━━━━━ Teks yang Ditampilkan

Sukses

OPINI: Menyikapi Risiko Krisis Ekonomi Turki ke RI

Pengelolaan ekonomi Turki saat ini boleh dibilang kurang sehat dengan mencermati memburuknya defisit kembar.

Liputan6.com, Jakarta - Ada apa dengan Turki?

Secara fundamental, pengelolaan ekonomi Turki saat ini boleh dibilang kurang sehat dengan mencermati memburuknya twin defisit (fiskal dan neraca berjalan).

Taksiran tahun ini twin defisit sekitar 9 persen terhadap Gross Domestic Product (GDP). 6,4 persen merupakan current account deficit 2018F (sumber Bloomberg).

Berarti negeri ini membutuhkan dana asing untuk membiayai defisit tersebut.

Proyeksi pertumbuhan ekonomi tahun ini sekitar 4,1 persen memang terbilang rendah dibandingkan tahun 2017 (7,4 persen). Lingkungan eksternal "new normal" yang kurang bersahabat bagi negara berkembang (strong dollar, higher interest rate dan higher oil price) memicu pelemahan kurs dan inflasi (sekitar 13 persen).

━━━━━━━━━━

§ Tantangan:
1. Ulangi persis bagian teks tentang krisis ekonomi Turki mulai dari "OPINI: Menyikapi Risiko" sampai dengan "2018F (sumber Bloomberg).".
2. Tolong tulis ulang paragraf yang diawali "Proyeksi pertumbuhan ekonomi tahun ini" dalam teks tentang krisis ekonomi Turki menjadi daftar singkat yang tetap memuat fakta utamanya.

━━━━━ Cuplikan Dataset

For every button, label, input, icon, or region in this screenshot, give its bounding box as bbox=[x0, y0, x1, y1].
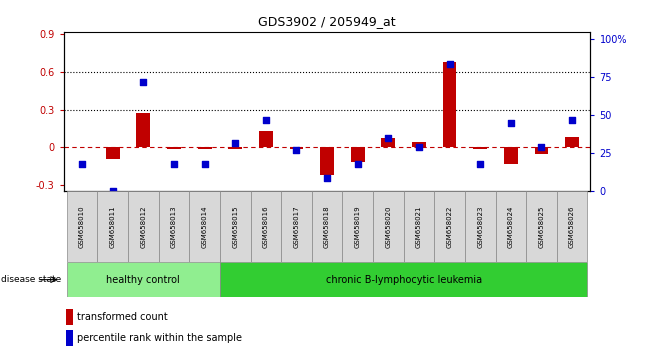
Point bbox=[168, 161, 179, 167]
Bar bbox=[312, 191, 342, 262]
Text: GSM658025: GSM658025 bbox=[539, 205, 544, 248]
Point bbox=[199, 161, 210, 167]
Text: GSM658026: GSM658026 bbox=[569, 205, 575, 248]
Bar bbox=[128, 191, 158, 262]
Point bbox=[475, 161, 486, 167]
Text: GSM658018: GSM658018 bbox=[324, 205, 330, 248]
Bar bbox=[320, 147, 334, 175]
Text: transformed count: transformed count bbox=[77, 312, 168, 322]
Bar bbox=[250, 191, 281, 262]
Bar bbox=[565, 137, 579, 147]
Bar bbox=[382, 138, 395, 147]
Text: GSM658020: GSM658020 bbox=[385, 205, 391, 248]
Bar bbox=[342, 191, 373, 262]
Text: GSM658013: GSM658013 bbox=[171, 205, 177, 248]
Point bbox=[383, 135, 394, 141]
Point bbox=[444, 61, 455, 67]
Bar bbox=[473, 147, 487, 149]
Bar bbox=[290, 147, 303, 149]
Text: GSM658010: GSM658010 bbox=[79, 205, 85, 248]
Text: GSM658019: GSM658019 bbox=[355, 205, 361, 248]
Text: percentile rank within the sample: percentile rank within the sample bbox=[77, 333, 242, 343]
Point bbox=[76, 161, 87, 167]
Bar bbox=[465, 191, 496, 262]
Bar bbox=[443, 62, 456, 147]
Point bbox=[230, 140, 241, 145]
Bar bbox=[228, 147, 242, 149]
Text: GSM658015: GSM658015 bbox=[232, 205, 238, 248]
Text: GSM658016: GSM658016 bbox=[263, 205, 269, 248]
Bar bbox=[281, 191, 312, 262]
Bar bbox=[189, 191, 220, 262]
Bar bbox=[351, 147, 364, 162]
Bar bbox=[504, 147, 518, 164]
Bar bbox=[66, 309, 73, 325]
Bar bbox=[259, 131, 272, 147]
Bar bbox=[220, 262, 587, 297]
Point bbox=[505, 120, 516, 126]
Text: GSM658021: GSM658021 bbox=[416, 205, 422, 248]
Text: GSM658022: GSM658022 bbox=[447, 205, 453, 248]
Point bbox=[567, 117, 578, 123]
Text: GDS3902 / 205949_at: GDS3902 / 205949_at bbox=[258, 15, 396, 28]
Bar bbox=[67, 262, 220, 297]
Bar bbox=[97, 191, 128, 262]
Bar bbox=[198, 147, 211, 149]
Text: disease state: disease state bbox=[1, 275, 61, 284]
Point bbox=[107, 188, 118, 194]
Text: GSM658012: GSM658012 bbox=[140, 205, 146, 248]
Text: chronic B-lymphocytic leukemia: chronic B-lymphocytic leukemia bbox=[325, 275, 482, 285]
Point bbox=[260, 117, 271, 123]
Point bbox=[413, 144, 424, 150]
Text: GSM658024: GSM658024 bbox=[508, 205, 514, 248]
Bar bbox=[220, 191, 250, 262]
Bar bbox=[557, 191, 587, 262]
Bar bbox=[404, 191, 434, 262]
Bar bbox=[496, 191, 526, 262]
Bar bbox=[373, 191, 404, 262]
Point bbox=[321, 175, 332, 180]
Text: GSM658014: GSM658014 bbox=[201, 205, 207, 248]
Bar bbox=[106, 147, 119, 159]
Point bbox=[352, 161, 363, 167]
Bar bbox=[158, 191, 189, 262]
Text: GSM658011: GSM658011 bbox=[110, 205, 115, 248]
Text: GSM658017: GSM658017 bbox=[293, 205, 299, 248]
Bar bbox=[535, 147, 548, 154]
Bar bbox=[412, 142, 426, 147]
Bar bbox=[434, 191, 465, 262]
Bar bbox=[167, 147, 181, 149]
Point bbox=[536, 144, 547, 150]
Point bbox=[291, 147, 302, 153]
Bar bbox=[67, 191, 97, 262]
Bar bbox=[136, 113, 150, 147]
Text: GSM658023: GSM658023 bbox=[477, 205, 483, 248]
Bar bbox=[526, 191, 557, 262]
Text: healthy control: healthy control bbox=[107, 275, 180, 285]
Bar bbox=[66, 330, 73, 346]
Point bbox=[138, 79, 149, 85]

━━━━━━━━━━

§ Hasil Tugas:
1.
OPINI: Menyikapi Risiko Krisis Ekonomi Turki ke RI

Pengelolaan ekonomi Turki saat ini boleh dibilang kurang sehat dengan mencermati memburuknya defisit kembar.

Liputan6.com, Jakarta - Ada apa dengan Turki?

Secara fundamental, pengelolaan ekonomi Turki saat ini boleh dibilang kurang sehat dengan mencermati memburuknya twin defisit (fiskal dan neraca berjalan).

Taksiran tahun ini twin defisit sekitar 9 persen terhadap Gross Domestic Product (GDP). 6,4 persen merupakan current account deficit 2018F (sumber Bloomberg).

2.
- Pertumbuhan ekonomi tahun ini diproyeksikan sekitar 4,1 persen, tergolong rendah dibandingkan tahun 2017 (7,4 persen).
- Lingkungan eksternal "new normal" kurang bersahabat bagi negara berkembang: dolar kuat, suku bunga lebih tinggi, dan harga minyak lebih tinggi.
- Kondisi tersebut memicu pelemahan kurs dan inflasi sekitar 13 persen.